--- begin ---
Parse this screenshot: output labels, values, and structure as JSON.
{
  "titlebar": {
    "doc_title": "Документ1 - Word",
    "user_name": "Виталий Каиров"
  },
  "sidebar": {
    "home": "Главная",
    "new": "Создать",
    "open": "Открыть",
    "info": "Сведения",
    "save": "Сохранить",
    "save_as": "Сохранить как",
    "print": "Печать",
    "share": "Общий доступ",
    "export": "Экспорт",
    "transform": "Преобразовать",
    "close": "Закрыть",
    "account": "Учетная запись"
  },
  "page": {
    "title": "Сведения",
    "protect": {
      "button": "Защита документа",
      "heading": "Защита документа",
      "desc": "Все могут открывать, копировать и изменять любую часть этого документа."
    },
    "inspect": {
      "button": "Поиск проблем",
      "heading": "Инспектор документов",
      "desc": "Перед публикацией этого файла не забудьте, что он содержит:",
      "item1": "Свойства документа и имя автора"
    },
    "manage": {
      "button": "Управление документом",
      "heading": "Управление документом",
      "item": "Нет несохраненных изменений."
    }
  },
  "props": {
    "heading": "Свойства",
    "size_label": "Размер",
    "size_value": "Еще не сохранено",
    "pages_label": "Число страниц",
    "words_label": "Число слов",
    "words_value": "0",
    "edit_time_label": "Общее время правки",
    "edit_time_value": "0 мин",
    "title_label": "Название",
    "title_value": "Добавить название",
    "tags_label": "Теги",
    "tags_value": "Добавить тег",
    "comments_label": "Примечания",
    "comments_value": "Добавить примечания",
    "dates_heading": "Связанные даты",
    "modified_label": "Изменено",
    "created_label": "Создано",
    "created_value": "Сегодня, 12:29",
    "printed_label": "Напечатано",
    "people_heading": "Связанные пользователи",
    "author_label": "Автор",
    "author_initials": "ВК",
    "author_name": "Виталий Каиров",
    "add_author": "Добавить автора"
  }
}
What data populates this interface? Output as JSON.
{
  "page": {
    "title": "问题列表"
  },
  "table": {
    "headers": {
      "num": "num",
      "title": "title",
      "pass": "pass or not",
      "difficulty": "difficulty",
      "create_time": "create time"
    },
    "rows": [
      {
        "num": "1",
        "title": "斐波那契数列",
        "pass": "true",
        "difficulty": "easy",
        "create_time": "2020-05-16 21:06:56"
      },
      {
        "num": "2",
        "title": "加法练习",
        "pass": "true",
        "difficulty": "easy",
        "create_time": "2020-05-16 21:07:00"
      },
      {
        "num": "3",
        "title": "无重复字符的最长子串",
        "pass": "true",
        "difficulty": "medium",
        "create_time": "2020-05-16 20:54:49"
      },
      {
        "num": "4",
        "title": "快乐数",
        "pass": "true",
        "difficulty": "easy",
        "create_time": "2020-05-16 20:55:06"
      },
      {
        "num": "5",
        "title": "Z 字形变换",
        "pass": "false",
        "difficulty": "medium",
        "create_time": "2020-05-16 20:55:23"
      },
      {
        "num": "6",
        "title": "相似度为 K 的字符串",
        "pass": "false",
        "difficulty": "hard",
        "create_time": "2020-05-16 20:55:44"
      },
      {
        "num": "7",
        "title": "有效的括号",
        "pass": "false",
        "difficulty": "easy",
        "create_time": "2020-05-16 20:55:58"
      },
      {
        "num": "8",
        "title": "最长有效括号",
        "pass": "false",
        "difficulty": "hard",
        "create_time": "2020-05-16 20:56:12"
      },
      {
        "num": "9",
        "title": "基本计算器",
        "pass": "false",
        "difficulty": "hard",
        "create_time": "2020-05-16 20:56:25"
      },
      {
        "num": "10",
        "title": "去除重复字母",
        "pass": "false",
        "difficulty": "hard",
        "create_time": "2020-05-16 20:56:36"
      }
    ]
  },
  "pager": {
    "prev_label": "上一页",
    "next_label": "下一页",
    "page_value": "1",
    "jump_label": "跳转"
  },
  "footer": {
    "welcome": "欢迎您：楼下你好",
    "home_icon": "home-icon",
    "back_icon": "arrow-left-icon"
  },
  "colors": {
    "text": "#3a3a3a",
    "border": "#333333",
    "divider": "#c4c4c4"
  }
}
--- end ---
- _REQUIRED WORK_
Give nothing but the count of lines in the listing above that hold the string "Виталий".

- _WRITTEN RESPONSE_
2